EXERCISE: In the lines below, find how many contain the word "приложении" and report that figure alone.

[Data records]
________________________________________

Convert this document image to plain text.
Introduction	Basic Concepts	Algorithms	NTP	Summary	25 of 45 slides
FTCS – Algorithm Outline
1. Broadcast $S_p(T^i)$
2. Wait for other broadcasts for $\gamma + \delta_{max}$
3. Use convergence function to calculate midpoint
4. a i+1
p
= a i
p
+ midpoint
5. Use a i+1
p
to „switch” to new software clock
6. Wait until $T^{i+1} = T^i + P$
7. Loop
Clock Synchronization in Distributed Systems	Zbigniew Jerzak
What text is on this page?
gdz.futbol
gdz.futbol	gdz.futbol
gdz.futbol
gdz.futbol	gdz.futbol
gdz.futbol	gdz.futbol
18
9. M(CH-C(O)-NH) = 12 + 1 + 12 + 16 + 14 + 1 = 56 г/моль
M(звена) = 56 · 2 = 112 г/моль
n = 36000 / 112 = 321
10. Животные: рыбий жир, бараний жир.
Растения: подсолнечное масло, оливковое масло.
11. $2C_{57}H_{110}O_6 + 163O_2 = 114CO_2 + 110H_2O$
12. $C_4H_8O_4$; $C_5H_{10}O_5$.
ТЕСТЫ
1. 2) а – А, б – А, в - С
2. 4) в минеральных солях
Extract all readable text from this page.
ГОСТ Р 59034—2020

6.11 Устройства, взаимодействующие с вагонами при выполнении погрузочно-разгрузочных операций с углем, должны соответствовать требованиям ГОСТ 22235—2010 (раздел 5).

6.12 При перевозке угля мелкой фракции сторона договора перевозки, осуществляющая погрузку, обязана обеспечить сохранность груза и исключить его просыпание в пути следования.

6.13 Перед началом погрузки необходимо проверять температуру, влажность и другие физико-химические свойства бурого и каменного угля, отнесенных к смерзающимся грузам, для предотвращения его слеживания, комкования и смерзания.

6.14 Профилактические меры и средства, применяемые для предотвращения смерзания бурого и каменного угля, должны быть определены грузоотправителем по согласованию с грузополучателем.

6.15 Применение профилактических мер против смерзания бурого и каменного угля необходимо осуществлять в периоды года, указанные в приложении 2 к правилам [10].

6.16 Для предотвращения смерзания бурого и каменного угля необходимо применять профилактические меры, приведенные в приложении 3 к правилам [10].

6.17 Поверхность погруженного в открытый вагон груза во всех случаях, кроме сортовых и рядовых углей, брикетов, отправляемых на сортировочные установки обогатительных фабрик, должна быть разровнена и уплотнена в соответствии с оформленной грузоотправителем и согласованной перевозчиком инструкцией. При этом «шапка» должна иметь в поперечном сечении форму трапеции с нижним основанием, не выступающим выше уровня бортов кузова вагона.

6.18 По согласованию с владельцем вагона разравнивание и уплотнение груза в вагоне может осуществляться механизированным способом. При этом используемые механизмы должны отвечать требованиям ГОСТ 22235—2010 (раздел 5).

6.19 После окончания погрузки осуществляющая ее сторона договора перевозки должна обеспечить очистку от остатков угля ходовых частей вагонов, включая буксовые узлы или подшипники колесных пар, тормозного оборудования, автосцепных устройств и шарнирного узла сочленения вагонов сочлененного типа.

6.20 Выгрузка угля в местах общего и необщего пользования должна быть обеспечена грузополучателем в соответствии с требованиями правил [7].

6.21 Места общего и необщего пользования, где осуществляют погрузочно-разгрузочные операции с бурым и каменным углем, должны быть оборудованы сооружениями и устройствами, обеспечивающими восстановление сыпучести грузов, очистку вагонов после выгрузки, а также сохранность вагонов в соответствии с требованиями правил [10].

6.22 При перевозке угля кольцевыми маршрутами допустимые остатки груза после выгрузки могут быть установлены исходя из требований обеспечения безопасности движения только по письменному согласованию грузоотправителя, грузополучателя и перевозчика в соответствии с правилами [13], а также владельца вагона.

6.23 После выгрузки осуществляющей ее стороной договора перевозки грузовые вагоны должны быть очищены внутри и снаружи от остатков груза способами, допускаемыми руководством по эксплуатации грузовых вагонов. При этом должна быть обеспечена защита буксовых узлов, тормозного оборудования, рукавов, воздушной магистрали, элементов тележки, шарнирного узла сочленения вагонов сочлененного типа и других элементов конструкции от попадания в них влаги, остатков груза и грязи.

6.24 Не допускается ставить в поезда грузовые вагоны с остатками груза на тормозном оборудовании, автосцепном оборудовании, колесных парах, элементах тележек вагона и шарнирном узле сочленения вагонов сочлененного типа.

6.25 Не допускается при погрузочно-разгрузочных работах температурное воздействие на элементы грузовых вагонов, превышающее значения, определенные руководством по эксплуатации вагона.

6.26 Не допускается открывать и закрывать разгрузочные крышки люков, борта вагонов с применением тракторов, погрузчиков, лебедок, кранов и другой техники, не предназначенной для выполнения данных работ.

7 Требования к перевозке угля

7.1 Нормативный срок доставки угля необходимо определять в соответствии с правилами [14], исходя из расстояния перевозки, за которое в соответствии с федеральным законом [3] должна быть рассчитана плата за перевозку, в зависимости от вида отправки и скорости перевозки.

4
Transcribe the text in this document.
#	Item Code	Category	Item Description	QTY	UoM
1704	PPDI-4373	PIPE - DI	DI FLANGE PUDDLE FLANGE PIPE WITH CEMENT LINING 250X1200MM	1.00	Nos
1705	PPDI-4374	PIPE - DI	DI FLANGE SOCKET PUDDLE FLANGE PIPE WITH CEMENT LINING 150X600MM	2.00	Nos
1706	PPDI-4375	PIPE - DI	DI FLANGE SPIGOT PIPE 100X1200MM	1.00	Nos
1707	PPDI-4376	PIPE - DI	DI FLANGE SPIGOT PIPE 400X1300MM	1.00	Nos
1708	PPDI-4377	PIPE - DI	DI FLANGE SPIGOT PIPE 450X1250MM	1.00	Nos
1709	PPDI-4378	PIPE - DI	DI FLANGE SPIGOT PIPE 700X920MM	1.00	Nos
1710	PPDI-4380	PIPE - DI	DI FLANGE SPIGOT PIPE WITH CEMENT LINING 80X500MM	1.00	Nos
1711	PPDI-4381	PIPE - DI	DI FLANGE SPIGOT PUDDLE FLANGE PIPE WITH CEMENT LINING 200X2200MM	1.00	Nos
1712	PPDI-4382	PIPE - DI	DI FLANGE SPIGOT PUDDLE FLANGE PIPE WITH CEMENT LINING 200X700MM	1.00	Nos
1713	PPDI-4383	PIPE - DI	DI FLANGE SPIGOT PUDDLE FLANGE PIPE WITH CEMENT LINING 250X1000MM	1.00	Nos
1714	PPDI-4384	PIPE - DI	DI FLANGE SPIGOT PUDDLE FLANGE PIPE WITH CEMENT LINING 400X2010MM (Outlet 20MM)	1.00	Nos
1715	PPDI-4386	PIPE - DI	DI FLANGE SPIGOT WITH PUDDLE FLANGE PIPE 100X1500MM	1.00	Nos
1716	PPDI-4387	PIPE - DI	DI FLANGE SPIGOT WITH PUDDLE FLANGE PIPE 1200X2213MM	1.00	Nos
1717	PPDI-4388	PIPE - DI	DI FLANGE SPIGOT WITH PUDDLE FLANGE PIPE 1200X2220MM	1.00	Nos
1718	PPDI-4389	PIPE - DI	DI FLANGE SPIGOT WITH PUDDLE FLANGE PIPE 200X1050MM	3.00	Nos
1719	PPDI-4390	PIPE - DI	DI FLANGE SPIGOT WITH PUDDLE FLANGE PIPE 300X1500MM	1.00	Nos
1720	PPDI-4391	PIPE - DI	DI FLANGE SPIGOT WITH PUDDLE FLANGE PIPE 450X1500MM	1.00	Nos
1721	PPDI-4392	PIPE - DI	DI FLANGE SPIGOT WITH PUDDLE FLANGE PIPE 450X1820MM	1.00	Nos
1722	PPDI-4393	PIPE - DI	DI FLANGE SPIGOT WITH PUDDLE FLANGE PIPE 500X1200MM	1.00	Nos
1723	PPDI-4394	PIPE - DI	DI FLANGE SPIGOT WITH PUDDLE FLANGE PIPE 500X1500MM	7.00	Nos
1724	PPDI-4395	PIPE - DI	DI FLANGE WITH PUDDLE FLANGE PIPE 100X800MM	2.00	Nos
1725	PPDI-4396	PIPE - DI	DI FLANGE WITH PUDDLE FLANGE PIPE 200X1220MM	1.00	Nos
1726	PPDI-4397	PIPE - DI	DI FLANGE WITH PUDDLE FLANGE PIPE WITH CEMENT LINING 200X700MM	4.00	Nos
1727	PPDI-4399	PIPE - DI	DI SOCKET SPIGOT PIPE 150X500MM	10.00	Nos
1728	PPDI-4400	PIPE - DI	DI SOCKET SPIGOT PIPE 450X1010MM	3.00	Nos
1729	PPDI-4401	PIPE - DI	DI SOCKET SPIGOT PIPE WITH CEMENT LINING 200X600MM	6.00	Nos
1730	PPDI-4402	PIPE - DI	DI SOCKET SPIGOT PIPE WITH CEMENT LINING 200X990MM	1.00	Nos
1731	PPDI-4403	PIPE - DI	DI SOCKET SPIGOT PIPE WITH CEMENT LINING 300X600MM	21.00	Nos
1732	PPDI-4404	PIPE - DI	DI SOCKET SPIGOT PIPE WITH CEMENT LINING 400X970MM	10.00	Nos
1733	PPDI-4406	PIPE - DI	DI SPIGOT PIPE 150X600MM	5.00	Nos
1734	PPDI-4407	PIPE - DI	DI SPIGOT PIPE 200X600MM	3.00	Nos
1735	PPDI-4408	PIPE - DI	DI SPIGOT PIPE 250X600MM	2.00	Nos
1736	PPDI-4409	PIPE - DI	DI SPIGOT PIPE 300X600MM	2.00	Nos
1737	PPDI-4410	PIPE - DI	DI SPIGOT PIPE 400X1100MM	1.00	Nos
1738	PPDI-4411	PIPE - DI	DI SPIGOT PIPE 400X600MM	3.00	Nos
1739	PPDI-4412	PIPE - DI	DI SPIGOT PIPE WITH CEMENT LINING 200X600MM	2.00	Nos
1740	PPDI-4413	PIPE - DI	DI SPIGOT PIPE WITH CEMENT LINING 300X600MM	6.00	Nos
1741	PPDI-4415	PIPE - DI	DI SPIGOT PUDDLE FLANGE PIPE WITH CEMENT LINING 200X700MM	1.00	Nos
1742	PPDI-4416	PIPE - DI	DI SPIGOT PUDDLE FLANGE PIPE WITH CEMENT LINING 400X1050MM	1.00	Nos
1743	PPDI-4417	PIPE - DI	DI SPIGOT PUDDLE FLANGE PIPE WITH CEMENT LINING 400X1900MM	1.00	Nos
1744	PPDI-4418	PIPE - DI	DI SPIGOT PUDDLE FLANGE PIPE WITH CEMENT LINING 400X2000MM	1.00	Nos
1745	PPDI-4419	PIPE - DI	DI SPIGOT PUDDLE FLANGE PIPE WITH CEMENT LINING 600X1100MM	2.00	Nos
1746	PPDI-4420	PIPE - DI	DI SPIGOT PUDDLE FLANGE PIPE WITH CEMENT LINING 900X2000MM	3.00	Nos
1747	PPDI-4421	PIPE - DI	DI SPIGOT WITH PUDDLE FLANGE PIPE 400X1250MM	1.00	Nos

________________________________________

EXERCISE OUTPUT: 2